**EXCERTO DA PÁGINA:**
.....

Acórdão nº 1700/03 de Court of Appeal of Coimbra (Portugal), 08 de Junho de 2004 (caso NULL)

Magistrado ResponsávelHELDER ALMEIDA
Data da Resolução08 de Junho de 2004
EmissorCourt of Appeal of Coimbra (Portugal)

Acordam, em conferência, no Tribunal da Relação de Coimbra: I - RELATÓRIO A, por apenso à Acção executiva para pagamento de quantia certa, sob a forma ordinária, contra ela e Outro instaurada, no Tribunal Judicial da Comarca de Vouzela, por B e mulher, C, deduziu os presentes Embargos de Executado, alegando –em síntese- que não são válidos os juros do documento intitulado “Reconhecimento de Dívida”, junto pelos Embargados como doc. n.º 2 na acção executiva, que mais não é do que um contrato de mútuo nulo por vício de forma; que para além de outros pagamentos em cheque, para pagamento da quantia exequenda referida na petição executiva, a Embargante e seu ex-marido procederam ao pagamento em dinheiro, em finais do mês de Agosto de 1992, da quantia de 3.880.960$00; finalmente, que, ainda em pagamento da quantia exequenda, mais entregaram aos Embargados várias jóias em ouro, pedras preciosas e relógios, avaliados em mais de 1.800.000$00.

Em consequência, pede a procedência dos embargos, julgando-se: 1. nulo o contrato de mútuo junto à acção executiva como doc. n.º 2 (Declaração de reconhecimento de dívida e plano de pagamento que constitui o título executivo ); 2. que a quantia exequenda se encontra totalmente paga; 3. não se entendendo assim, reduzindo-se o seu montante para o que for apurado com base no alegado nesta articulado e na confissão dos pagamentos feitos; 4. restituir-se à embargante a quantia de 3.452.812$00 a título do que a embargante e seu marido pagaram a mais do que deviam.

.....

**INSTRUÇÃO DADA 1:** Que quantias em escudos aparecem no acórdão? Indique todas.

**REGISTOS DE DADOS:**
.....

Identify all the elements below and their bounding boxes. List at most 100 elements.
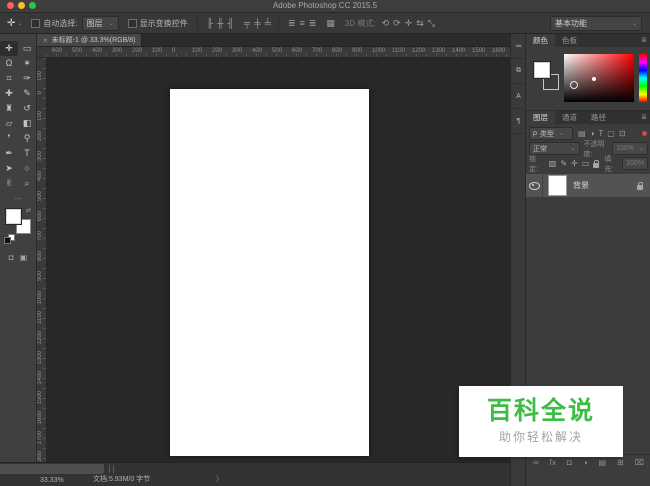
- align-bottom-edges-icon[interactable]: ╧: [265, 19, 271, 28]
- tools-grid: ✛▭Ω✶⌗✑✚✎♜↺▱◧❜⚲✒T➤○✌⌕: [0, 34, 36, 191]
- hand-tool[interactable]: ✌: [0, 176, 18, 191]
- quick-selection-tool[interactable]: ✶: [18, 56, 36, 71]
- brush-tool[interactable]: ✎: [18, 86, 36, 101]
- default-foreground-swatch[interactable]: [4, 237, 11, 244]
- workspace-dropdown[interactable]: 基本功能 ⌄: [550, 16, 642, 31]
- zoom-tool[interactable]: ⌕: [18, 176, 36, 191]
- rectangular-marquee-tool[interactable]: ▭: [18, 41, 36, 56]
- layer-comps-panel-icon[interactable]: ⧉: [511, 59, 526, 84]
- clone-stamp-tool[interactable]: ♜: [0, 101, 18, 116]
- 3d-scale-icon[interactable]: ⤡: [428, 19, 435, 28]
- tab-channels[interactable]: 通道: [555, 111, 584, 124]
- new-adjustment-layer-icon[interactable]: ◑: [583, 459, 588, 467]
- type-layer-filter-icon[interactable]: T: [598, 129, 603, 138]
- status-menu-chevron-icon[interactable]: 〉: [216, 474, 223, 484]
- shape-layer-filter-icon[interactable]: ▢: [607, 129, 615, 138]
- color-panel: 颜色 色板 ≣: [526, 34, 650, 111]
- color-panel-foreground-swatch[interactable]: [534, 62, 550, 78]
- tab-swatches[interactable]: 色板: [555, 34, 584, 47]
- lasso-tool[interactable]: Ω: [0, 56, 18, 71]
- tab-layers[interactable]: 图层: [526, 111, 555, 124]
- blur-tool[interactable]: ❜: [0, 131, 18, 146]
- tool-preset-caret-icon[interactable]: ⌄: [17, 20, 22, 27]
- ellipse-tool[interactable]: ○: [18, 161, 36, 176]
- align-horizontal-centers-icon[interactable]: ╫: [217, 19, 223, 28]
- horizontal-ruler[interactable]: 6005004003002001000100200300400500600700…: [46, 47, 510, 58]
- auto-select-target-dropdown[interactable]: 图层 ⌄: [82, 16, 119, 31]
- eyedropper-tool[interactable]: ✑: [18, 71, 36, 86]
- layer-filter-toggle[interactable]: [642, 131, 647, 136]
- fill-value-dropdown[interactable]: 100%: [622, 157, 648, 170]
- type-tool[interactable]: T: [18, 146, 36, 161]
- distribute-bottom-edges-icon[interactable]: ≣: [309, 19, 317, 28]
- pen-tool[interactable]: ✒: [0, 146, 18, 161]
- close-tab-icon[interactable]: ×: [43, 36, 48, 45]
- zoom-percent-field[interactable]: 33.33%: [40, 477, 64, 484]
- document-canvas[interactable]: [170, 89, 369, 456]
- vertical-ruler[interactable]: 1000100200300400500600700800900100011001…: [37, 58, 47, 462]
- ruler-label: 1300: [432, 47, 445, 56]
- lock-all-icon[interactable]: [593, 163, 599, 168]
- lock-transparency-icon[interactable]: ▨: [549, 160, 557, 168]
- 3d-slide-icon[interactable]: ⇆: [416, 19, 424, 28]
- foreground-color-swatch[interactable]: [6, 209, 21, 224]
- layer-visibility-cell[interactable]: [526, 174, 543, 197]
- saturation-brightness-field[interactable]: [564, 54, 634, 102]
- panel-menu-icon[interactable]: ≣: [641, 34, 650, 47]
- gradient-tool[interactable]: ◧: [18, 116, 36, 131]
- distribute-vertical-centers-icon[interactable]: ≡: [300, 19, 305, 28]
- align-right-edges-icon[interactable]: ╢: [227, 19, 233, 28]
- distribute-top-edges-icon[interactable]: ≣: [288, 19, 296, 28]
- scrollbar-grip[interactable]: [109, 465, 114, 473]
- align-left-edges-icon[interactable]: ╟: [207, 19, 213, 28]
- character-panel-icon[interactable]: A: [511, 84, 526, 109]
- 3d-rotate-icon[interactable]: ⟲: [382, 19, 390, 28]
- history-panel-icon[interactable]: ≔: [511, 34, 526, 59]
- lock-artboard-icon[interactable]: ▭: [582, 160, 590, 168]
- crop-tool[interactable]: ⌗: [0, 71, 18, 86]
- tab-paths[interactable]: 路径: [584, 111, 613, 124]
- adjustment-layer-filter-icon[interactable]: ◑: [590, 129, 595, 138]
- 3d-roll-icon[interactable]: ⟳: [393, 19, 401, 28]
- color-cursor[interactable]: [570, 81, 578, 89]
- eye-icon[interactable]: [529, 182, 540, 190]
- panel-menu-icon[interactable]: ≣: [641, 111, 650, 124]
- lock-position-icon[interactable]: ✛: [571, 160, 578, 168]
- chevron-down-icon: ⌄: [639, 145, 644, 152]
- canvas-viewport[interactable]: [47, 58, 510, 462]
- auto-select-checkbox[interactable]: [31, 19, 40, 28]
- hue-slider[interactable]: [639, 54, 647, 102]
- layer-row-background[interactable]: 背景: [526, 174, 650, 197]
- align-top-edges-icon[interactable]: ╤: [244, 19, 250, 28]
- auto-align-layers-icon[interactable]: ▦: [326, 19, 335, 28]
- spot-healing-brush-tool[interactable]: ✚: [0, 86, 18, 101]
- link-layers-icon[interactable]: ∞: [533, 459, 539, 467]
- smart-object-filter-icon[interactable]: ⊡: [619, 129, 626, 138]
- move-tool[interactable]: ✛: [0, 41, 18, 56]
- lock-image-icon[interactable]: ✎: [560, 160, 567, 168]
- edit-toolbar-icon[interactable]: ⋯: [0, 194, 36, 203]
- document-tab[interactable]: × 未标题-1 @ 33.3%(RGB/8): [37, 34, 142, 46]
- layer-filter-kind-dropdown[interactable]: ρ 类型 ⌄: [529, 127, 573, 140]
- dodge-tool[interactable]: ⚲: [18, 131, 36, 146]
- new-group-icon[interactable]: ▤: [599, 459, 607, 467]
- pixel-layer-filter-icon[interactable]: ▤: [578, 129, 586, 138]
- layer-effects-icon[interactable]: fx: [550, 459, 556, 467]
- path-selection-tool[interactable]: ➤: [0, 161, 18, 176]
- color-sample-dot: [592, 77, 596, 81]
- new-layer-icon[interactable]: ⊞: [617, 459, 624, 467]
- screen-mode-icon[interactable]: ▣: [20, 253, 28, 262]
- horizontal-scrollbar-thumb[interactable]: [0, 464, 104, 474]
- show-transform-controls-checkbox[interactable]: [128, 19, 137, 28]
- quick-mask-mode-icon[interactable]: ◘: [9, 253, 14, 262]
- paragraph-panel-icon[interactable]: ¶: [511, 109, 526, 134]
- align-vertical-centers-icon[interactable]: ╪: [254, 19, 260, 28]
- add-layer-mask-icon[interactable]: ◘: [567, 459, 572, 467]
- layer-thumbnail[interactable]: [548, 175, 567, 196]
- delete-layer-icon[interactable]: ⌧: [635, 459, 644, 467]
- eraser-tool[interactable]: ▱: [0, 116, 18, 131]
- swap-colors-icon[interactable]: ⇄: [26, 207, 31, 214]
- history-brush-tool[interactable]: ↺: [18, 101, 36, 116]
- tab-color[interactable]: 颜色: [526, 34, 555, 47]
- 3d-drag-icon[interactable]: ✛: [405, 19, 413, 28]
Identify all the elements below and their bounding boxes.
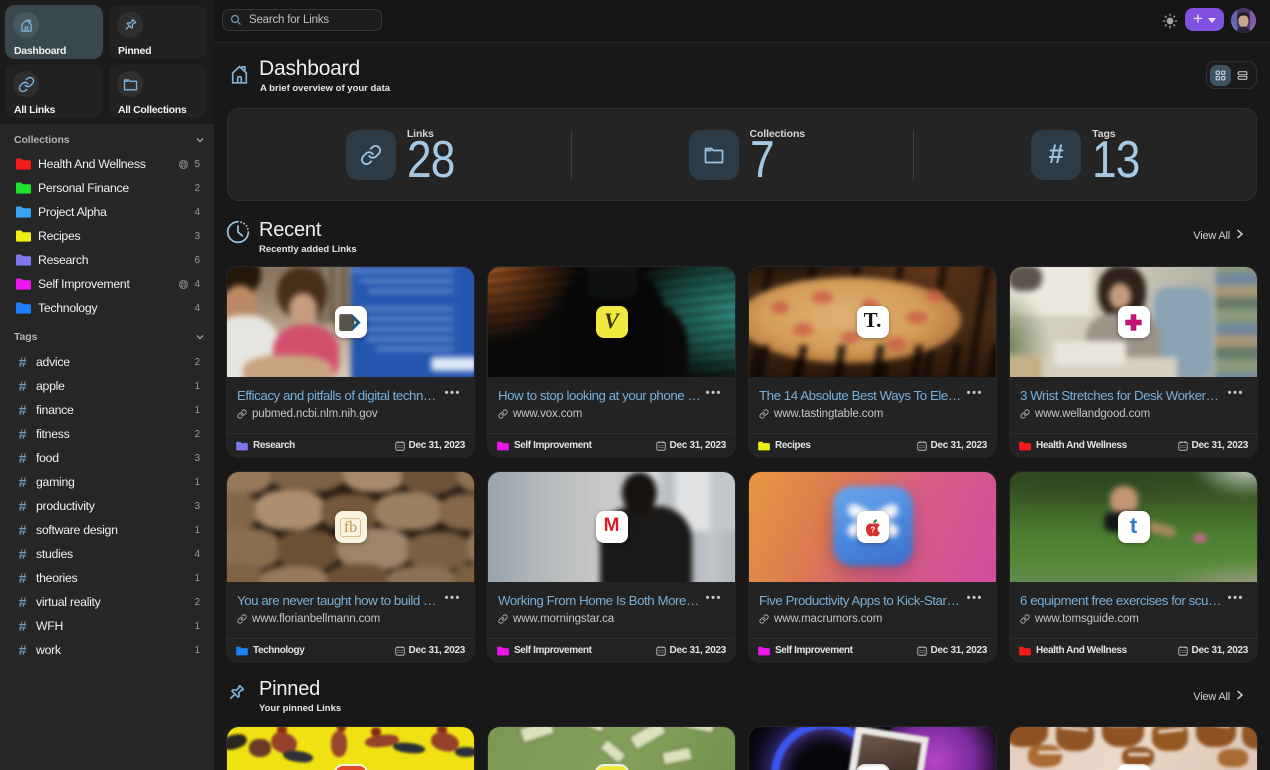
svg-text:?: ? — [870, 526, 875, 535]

.....

**INSTRUÇÃO DADA 2:** Pode reproduzir sem alterações as linhas dos registos, começando pela linha que contém "- align-bottom-edges-icon[interactable]: ╧: [265, 19, 271, 28]" e seguindo até à linha que contém "- zoom-percent-field[interactable]: 33.33%: [40, 477, 64, 484]", ambas incluídas?

**RESPOSTA COMPLETA 1:**
- 3.880.960$00
- 1.800.000$00
- 3.452.812$00

**RESPOSTA COMPLETA 2:**
- align-bottom-edges-icon[interactable]: ╧: [265, 19, 271, 28]
- tools-grid: ✛▭Ω✶⌗✑✚✎♜↺▱◧❜⚲✒T➤○✌⌕: [0, 34, 36, 191]
- hand-tool[interactable]: ✌: [0, 176, 18, 191]
- quick-selection-tool[interactable]: ✶: [18, 56, 36, 71]
- brush-tool[interactable]: ✎: [18, 86, 36, 101]
- default-foreground-swatch[interactable]: [4, 237, 11, 244]
- workspace-dropdown[interactable]: 基本功能 ⌄: [550, 16, 642, 31]
- zoom-tool[interactable]: ⌕: [18, 176, 36, 191]
- rectangular-marquee-tool[interactable]: ▭: [18, 41, 36, 56]
- layer-comps-panel-icon[interactable]: ⧉: [511, 59, 526, 84]
- clone-stamp-tool[interactable]: ♜: [0, 101, 18, 116]
- 3d-scale-icon[interactable]: ⤡: [428, 19, 435, 28]
- tab-channels[interactable]: 通道: [555, 111, 584, 124]
- new-adjustment-layer-icon[interactable]: ◑: [583, 459, 588, 467]
- type-layer-filter-icon[interactable]: T: [598, 129, 603, 138]
- status-menu-chevron-icon[interactable]: 〉: [216, 474, 223, 484]
- shape-layer-filter-icon[interactable]: ▢: [607, 129, 615, 138]
- color-panel: 颜色 色板 ≣: [526, 34, 650, 111]
- color-panel-foreground-swatch[interactable]: [534, 62, 550, 78]
- tab-swatches[interactable]: 色板: [555, 34, 584, 47]
- lasso-tool[interactable]: Ω: [0, 56, 18, 71]
- tab-layers[interactable]: 图层: [526, 111, 555, 124]
- blur-tool[interactable]: ❜: [0, 131, 18, 146]
- tool-preset-caret-icon[interactable]: ⌄: [17, 20, 22, 27]
- ellipse-tool[interactable]: ○: [18, 161, 36, 176]
- align-horizontal-centers-icon[interactable]: ╫: [217, 19, 223, 28]
- horizontal-ruler[interactable]: 6005004003002001000100200300400500600700…: [46, 47, 510, 58]
- auto-select-target-dropdown[interactable]: 图层 ⌄: [82, 16, 119, 31]
- eyedropper-tool[interactable]: ✑: [18, 71, 36, 86]
- layer-filter-toggle[interactable]: [642, 131, 647, 136]
- fill-value-dropdown[interactable]: 100%: [622, 157, 648, 170]
- type-tool[interactable]: T: [18, 146, 36, 161]
- distribute-bottom-edges-icon[interactable]: ≣: [309, 19, 317, 28]
- pen-tool[interactable]: ✒: [0, 146, 18, 161]
- close-tab-icon[interactable]: ×: [43, 36, 48, 45]
- zoom-percent-field[interactable]: 33.33%: [40, 477, 64, 484]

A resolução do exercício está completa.